- _Problem description_
Write out every entry exactly as it appears.

- _Records for the task_

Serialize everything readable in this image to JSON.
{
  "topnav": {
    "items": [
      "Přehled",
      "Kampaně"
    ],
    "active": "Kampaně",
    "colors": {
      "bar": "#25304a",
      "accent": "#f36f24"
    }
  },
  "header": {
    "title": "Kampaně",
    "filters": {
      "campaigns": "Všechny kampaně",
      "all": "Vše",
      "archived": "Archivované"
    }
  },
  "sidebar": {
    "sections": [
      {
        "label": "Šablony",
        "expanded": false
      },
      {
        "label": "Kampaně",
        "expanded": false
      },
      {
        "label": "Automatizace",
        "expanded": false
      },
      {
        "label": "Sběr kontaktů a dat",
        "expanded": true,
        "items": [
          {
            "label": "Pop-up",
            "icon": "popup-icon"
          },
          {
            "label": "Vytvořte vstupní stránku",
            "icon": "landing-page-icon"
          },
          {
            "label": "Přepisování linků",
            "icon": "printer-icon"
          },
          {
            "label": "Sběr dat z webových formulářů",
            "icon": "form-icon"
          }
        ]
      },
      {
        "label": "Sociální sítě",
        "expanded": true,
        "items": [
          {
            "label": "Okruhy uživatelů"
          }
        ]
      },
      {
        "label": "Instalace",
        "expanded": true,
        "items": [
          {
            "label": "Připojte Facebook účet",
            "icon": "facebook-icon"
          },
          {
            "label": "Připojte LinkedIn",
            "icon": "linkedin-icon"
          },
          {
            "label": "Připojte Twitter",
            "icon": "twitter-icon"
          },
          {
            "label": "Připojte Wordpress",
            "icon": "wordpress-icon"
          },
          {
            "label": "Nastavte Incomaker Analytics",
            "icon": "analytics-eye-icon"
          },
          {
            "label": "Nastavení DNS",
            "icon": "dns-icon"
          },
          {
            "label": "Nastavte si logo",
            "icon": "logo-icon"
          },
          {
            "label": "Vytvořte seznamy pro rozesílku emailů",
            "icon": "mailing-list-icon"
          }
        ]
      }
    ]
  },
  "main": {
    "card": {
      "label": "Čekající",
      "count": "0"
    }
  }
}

- _Result of the exercise_
Serialize everything readable in this image to JSON.
{
  "topnav": {
    "items": [
      "Přehled",
      "Kampaně"
    ],
    "active": "Kampaně",
    "colors": {
      "bar": "#25304a",
      "accent": "#f36f24"
    }
  },
  "header": {
    "title": "Kampaně",
    "filters": {
      "campaigns": "Všechny kampaně",
      "all": "Vše",
      "archived": "Archivované"
    }
  },
  "sidebar": {
    "sections": [
      {
        "label": "Šablony",
        "expanded": false
      },
      {
        "label": "Kampaně",
        "expanded": false
      },
      {
        "label": "Automatizace",
        "expanded": false
      },
      {
        "label": "Sběr kontaktů a dat",
        "expanded": true,
        "items": [
          {
            "label": "Pop-up",
            "icon": "popup-icon"
          },
          {
            "label": "Vytvořte vstupní stránku",
            "icon": "landing-page-icon"
          },
          {
            "label": "Přepisování linků",
            "icon": "printer-icon"
          },
          {
            "label": "Sběr dat z webových formulářů",
            "icon": "form-icon"
          }
        ]
      },
      {
        "label": "Sociální sítě",
        "expanded": true,
        "items": [
          {
            "label": "Okruhy uživatelů"
          }
        ]
      },
      {
        "label": "Instalace",
        "expanded": true,
        "items": [
          {
            "label": "Připojte Facebook účet",
            "icon": "facebook-icon"
          },
          {
            "label": "Připojte LinkedIn",
            "icon": "linkedin-icon"
          },
          {
            "label": "Připojte Twitter",
            "icon": "twitter-icon"
          },
          {
            "label": "Připojte Wordpress",
            "icon": "wordpress-icon"
          },
          {
            "label": "Nastavte Incomaker Analytics",
            "icon": "analytics-eye-icon"
          },
          {
            "label": "Nastavení DNS",
            "icon": "dns-icon"
          },
          {
            "label": "Nastavte si logo",
            "icon": "logo-icon"
          },
          {
            "label": "Vytvořte seznamy pro rozesílku emailů",
            "icon": "mailing-list-icon"
          }
        ]
      }
    ]
  },
  "main": {
    "card": {
      "label": "Čekající",
      "count": "0"
    }
  }
}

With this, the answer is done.